* **ENTRIES PROVIDED**:

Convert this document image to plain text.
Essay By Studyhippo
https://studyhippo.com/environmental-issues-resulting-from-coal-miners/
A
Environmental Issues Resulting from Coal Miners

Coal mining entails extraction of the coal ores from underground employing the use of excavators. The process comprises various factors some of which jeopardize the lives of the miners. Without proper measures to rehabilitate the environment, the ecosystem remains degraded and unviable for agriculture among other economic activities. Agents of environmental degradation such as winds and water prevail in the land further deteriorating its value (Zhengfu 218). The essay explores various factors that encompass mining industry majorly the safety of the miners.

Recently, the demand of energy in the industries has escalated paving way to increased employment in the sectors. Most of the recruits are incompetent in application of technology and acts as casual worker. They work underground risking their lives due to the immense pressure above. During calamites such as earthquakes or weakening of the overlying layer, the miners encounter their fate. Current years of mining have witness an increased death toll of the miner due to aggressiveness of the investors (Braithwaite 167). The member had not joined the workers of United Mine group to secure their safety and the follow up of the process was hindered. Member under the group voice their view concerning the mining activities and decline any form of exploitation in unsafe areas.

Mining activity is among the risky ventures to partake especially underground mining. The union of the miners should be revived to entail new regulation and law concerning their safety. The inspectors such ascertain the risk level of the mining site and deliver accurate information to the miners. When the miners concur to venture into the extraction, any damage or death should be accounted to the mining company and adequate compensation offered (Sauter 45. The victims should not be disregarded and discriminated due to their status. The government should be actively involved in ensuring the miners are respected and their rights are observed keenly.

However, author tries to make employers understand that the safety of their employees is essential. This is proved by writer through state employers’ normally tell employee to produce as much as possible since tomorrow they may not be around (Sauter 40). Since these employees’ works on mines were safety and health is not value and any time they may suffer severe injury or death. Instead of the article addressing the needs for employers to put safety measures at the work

* **DIRECTION**: Repeat every line of the data, exactly and in full.

* **SOLUTION TO THE PROBLEM**:
Convert this document image to plain text.
Essay By Studyhippo
https://studyhippo.com/environmental-issues-resulting-from-coal-miners/
A
Environmental Issues Resulting from Coal Miners

Coal mining entails extraction of the coal ores from underground employing the use of excavators. The process comprises various factors some of which jeopardize the lives of the miners. Without proper measures to rehabilitate the environment, the ecosystem remains degraded and unviable for agriculture among other economic activities. Agents of environmental degradation such as winds and water prevail in the land further deteriorating its value (Zhengfu 218). The essay explores various factors that encompass mining industry majorly the safety of the miners.

Recently, the demand of energy in the industries has escalated paving way to increased employment in the sectors. Most of the recruits are incompetent in application of technology and acts as casual worker. They work underground risking their lives due to the immense pressure above. During calamites such as earthquakes or weakening of the overlying layer, the miners encounter their fate. Current years of mining have witness an increased death toll of the miner due to aggressiveness of the investors (Braithwaite 167). The member had not joined the workers of United Mine group to secure their safety and the follow up of the process was hindered. Member under the group voice their view concerning the mining activities and decline any form of exploitation in unsafe areas.

Mining activity is among the risky ventures to partake especially underground mining. The union of the miners should be revived to entail new regulation and law concerning their safety. The inspectors such ascertain the risk level of the mining site and deliver accurate information to the miners. When the miners concur to venture into the extraction, any damage or death should be accounted to the mining company and adequate compensation offered (Sauter 45. The victims should not be disregarded and discriminated due to their status. The government should be actively involved in ensuring the miners are respected and their rights are observed keenly.

However, author tries to make employers understand that the safety of their employees is essential. This is proved by writer through state employers’ normally tell employee to produce as much as possible since tomorrow they may not be around (Sauter 40). Since these employees’ works on mines were safety and health is not value and any time they may suffer severe injury or death. Instead of the article addressing the needs for employers to put safety measures at the work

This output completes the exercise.